Written request a ▸
In the court opinion excerpt below, on what date was Mrs. Nora M. Hayes fishing from the dock when she was injured?

Excerpt ▸
☆ ☆ ☆ ☆ ☆

2. SAME--Care required of owner of premises for safety of invitee.
"The duty owing to an invitee from the owner of a premises is to use ordinary care to protect him against dangers which the owner either knew existed or should have known existed."
3. SAME--Failure of evidence showing primary negligence.
"Where plaintiff fails to show primary negligence or breach of duty on the part of' defendant, the judgment should be for defendant."

Appeal from Court of Common Pleas, Oklahoma County; Chas. W. Conner, Judge.

Action by Mrs. Nora M. Hayes against the City of Oklahoma City. Judgment for defendant, and plaintiff appeals. Affirmed.

Hodge & Hodge, of Oklahoma City, for plaintiff in error.
A. L. Jeffrey, Municipal Counselor, J. L. Gowdy, Asst. Municipal Counselor, and J. O. Moss, all of Oklahoma City, for defendant in error.

BAYLESS, C. J.

¶1 Mrs. Nora M. Hayes brought an action in the court of common pleas of Oklahoma County against the city of Oklahoma City, a municipal corporation, and when the trial judge sustained a motion for a directed verdict, she brought this appeal.

¶2 She sought to recover damages for injuries inflicted upon her due to the negligence of the city. She had a permit from the city to fish in one of its lakes. There was a wooden dock from the east shore of the lake extending in a westerly direction into the lake, from which persons fished. May 2, 1938, she was fishing from this dock, and while walkMg along the same toward the shore in an effort to land a fish, she stepped on a board that was loose. As a result she lost her balance and fell through a known hole in the walk into the lake, to her injury. We are convinced from reading her pleading, her testimony, and her briefs that the negligence of the city of which she complains as the direct and proximate cause of her injury was the loose board. As we view the case, her contention is that she fell into the lake as a result of losing her balance by stepping on the loose board, and the fact that she fell through the known hole instead of over the side of the structure is immaterial to the issue of negligence. The defective condition was the loose board.

¶3 One of the contentions of the city is that the plaintiff's evidence wholly fails to establish primary negligence on the part of the city in that she failed to show that the city actually knew of the existence of the loose board or that it had been loose such a period of time that notice or knowledge would be inferred. We agree.

¶4 The parties are in accord with respect to the duty of the city to the plaintiff. The city owed plaintiff, an invitee, the duty to use ordinary care to protect her against dangers the city knew existed, or should have known existed. McKee v. Bowlin, 184 Okla. 486, 87 P.2d 1079, and other cases.

¶5 We do not understand the plaintiff asserts that there is positive evidence the city, through its agents, knew of this condition, but rather that the evidence permits the inference of knowledge, actual or constructive, from the nature of the defect complained of. Plaintiff has cited many decisions of this court concerning the rules governing a motion for a directed verdict, and its effect upon the evidence, and we recognize the rule of law announced therein as one of the elementary rules of our procedure. Smith v. Rockett, 70 Okla. 244, 192 P. 691, and many other cases.

☆ ☆ ☆ ☆ ☆

Written request b ▸
From the rows below, copy out the lines verbatim, starting at the line that has "mobile UI element" and stopping after the line that has "button[interactable]: Level 3".

☆ ☆ ☆ ☆ ☆

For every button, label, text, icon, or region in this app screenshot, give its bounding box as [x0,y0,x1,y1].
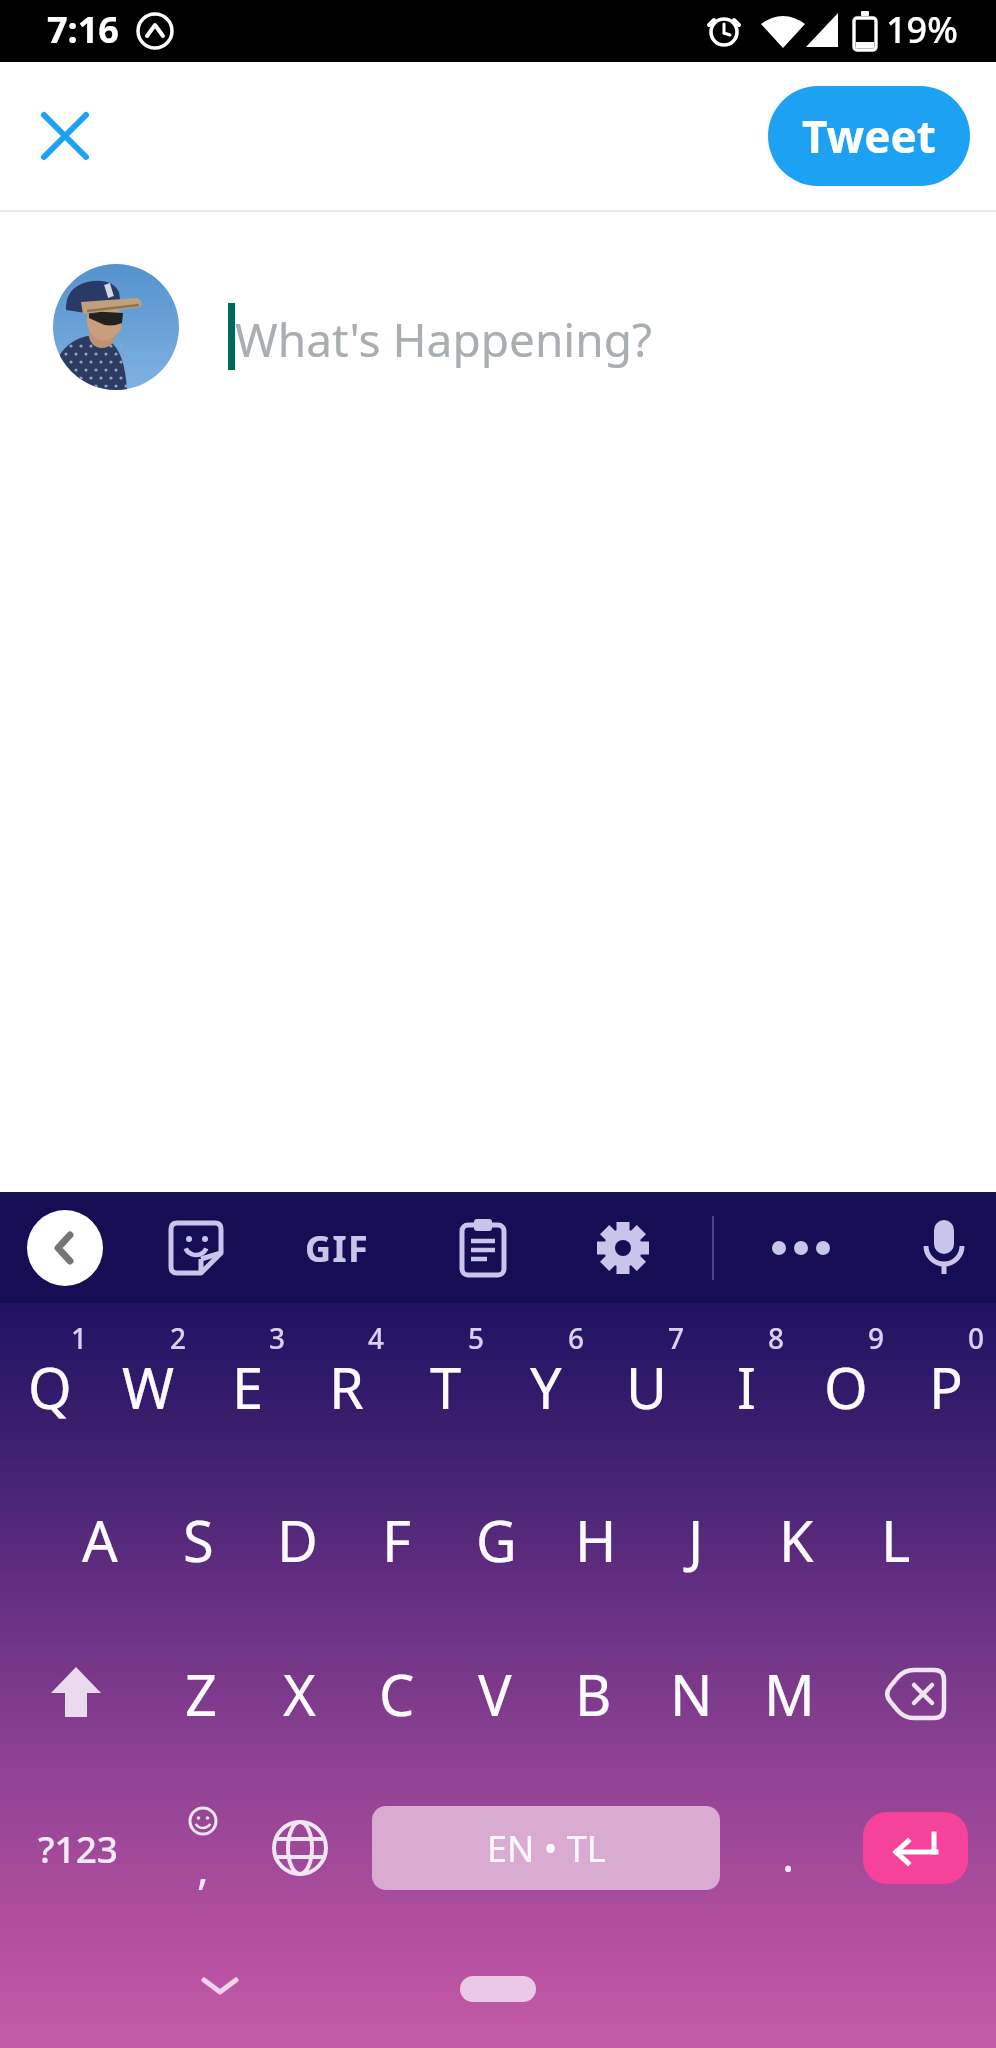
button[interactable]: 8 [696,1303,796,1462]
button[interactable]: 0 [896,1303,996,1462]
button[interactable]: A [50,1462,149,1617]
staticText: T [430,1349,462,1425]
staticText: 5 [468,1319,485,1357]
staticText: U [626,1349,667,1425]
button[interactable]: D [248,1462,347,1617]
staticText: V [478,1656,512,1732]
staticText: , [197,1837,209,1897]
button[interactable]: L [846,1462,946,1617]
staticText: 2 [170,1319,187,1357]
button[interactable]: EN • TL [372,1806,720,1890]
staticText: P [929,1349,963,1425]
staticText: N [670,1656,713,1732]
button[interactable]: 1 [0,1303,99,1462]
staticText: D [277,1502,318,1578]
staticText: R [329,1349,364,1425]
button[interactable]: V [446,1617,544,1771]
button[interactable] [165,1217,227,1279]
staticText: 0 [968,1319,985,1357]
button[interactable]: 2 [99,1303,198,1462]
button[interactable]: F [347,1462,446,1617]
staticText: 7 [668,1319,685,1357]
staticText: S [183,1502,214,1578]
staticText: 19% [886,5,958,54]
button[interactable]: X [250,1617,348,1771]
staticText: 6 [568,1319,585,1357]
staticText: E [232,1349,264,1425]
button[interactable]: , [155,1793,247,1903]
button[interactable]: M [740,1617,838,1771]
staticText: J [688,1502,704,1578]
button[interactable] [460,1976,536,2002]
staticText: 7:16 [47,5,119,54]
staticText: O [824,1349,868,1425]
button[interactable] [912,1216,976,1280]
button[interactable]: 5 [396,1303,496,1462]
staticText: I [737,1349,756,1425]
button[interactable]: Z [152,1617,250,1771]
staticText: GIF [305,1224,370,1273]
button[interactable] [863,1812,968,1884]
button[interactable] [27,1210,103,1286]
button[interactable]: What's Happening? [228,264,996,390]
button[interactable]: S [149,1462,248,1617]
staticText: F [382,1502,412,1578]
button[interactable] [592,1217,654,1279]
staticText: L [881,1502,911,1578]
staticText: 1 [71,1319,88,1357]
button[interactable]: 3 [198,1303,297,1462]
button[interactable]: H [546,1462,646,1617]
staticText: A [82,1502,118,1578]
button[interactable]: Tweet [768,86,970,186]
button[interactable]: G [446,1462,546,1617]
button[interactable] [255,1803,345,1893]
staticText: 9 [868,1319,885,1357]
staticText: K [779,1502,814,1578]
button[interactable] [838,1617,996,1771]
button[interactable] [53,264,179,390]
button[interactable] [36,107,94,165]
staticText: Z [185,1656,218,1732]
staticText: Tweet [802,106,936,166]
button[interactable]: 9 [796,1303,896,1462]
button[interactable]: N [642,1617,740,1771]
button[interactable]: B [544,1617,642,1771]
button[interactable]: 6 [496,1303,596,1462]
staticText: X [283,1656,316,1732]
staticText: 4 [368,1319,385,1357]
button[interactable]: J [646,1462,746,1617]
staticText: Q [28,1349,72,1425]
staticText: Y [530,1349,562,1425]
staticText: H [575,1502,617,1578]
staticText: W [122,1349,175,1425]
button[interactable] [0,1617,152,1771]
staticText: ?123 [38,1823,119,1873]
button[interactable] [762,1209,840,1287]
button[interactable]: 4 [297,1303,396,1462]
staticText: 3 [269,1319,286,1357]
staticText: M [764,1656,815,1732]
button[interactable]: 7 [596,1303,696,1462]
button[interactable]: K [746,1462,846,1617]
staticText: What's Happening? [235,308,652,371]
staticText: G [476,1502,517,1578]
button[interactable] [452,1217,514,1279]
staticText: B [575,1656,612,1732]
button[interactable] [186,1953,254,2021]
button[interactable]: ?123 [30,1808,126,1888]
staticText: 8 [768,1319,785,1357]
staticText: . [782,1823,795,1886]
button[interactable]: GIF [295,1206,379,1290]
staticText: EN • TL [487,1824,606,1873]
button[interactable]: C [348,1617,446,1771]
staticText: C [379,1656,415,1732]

☆ ☆ ☆ ☆ ☆

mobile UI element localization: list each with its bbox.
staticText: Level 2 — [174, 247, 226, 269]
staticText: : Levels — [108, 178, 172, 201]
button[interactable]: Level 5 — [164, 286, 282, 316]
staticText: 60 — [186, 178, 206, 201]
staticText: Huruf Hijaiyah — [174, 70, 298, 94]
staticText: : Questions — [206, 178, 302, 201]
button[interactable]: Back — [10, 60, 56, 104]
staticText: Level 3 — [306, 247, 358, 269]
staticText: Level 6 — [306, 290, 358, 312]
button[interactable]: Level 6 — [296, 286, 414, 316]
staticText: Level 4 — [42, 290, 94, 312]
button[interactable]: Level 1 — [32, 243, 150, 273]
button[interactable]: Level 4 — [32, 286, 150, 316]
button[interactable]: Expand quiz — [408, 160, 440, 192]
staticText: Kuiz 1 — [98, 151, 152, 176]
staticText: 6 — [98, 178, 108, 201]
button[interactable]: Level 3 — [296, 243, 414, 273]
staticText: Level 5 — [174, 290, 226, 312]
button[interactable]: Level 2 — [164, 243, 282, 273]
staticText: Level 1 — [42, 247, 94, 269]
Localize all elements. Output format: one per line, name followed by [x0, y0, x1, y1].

☆ ☆ ☆ ☆ ☆

Exercise solution a ▸
May 2, 1938.

Exercise solution b ▸
mobile UI element localization: list each with its bbox.
staticText: Level 2 — [174, 247, 226, 269]
staticText: : Levels — [108, 178, 172, 201]
button[interactable]: Level 5 — [164, 286, 282, 316]
staticText: 60 — [186, 178, 206, 201]
staticText: Huruf Hijaiyah — [174, 70, 298, 94]
staticText: : Questions — [206, 178, 302, 201]
button[interactable]: Back — [10, 60, 56, 104]
staticText: Level 3 — [306, 247, 358, 269]
staticText: Level 6 — [306, 290, 358, 312]
button[interactable]: Level 6 — [296, 286, 414, 316]
staticText: Level 4 — [42, 290, 94, 312]
button[interactable]: Level 1 — [32, 243, 150, 273]
button[interactable]: Level 4 — [32, 286, 150, 316]
button[interactable]: Expand quiz — [408, 160, 440, 192]
staticText: Kuiz 1 — [98, 151, 152, 176]
staticText: 6 — [98, 178, 108, 201]
button[interactable]: Level 3 — [296, 243, 414, 273]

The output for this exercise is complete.